▸ **DATA TO USE**:
+++++

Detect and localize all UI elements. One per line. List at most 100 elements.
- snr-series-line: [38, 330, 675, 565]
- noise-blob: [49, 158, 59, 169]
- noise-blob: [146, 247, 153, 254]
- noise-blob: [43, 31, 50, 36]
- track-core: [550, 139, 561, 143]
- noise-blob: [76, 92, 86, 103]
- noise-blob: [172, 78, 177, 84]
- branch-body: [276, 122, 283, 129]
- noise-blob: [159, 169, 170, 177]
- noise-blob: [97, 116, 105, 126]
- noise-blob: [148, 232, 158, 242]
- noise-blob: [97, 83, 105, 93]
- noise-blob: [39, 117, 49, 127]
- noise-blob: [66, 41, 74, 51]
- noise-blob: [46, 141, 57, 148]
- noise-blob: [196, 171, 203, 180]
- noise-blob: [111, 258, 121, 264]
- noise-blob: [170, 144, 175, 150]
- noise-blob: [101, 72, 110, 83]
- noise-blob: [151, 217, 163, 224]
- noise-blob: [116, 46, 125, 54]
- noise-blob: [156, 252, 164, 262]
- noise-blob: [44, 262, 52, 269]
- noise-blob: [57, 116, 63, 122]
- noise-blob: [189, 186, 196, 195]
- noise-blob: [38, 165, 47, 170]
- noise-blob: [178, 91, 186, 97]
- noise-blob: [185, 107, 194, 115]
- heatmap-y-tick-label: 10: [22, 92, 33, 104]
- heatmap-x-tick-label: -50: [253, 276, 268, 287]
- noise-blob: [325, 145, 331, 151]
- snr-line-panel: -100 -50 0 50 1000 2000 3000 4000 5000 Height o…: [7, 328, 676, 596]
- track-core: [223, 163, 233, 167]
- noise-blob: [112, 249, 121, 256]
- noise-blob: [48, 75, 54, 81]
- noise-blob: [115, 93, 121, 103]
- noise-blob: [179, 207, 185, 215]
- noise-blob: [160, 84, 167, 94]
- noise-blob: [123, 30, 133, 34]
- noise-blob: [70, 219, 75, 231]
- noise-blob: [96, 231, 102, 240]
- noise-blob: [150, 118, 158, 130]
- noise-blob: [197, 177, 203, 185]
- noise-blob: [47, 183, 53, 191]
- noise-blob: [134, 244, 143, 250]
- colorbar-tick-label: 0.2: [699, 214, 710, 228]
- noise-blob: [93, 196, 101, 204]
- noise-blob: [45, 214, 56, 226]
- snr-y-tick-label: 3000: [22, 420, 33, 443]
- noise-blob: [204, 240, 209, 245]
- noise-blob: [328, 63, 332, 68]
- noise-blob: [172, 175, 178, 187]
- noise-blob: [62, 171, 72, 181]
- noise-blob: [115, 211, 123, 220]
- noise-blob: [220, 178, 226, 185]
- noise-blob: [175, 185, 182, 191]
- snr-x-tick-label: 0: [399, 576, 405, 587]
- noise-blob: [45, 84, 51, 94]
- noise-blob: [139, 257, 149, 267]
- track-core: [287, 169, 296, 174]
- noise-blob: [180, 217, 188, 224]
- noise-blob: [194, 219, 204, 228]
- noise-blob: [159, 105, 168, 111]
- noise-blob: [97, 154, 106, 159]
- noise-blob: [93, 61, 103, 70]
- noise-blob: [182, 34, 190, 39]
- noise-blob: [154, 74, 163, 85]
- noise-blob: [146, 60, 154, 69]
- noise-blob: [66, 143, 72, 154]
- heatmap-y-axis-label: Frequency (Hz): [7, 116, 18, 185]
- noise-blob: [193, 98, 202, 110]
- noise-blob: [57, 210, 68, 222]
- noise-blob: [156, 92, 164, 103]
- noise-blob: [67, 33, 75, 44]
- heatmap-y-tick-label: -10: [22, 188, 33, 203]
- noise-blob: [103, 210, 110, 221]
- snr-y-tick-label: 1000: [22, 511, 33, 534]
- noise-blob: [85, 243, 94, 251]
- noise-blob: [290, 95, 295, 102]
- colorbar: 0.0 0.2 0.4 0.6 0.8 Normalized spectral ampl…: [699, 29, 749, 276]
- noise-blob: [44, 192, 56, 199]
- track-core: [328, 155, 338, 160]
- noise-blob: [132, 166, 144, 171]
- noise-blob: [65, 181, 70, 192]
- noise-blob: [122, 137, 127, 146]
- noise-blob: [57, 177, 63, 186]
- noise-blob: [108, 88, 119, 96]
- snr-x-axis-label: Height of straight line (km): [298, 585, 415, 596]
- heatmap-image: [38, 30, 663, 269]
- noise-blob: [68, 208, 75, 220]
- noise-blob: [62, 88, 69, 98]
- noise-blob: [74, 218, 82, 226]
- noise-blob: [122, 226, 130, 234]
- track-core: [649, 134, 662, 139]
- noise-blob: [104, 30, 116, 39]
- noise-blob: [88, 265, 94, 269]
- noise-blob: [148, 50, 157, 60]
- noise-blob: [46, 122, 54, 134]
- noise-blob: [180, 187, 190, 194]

+++++

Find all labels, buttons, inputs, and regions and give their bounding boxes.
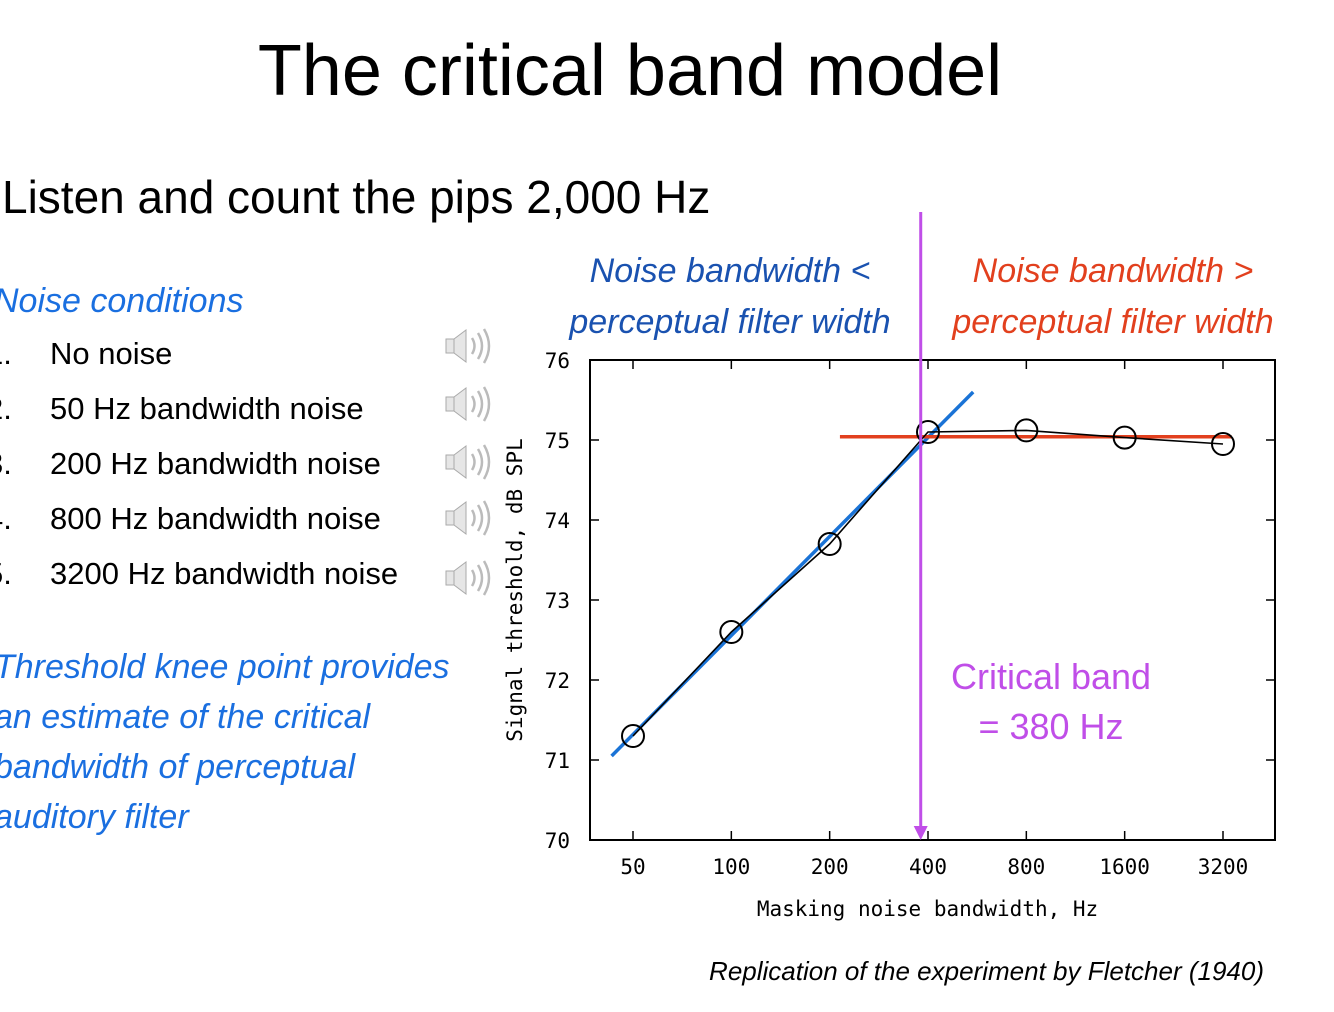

+++++

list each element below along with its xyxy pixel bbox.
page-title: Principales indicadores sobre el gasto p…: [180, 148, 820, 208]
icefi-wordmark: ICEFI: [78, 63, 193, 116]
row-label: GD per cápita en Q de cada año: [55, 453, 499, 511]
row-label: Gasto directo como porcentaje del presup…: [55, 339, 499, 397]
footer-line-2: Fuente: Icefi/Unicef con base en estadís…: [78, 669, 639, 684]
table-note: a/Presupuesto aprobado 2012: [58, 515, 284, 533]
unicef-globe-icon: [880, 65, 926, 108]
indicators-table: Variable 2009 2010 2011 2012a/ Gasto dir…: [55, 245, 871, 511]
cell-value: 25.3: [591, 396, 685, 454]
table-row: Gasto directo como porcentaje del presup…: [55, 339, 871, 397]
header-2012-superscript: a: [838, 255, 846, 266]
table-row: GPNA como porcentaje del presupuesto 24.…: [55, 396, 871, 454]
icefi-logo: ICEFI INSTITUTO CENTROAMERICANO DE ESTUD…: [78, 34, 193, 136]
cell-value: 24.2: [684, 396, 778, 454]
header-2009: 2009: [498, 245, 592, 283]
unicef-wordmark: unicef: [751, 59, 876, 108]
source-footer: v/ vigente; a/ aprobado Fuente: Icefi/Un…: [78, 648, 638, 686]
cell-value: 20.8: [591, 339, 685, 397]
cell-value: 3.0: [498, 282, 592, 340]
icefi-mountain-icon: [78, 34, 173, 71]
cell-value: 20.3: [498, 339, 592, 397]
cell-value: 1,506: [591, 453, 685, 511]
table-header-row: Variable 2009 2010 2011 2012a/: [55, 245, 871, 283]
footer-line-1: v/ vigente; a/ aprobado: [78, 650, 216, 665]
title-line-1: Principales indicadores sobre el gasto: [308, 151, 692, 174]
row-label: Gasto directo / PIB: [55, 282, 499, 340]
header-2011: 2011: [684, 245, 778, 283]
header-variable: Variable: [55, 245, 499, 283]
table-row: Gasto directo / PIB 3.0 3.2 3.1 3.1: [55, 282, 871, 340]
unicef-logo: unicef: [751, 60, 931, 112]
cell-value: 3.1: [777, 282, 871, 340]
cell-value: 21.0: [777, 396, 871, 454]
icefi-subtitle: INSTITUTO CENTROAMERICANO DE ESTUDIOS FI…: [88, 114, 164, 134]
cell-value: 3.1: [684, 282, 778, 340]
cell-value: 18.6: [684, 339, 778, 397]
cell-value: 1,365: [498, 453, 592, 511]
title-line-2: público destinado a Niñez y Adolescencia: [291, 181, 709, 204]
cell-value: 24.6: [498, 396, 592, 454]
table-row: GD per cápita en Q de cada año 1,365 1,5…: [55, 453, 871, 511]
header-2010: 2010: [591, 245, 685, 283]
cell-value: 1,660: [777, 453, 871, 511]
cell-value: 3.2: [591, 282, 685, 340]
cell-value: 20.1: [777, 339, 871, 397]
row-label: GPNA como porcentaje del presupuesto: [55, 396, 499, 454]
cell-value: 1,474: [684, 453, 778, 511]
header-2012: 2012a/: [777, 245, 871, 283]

+++++

▸ **YOUR INSTRUCTIONS**: Repeat the data from the line with "Detect and localize" up to and including the line with "- noise-blob: [172, 78, 177, 84]".

▸ **ANSWER TO THE EXERCISE**:
Detect and localize all UI elements. One per line. List at most 100 elements.
- snr-series-line: [38, 330, 675, 565]
- noise-blob: [49, 158, 59, 169]
- noise-blob: [146, 247, 153, 254]
- noise-blob: [43, 31, 50, 36]
- track-core: [550, 139, 561, 143]
- noise-blob: [76, 92, 86, 103]
- noise-blob: [172, 78, 177, 84]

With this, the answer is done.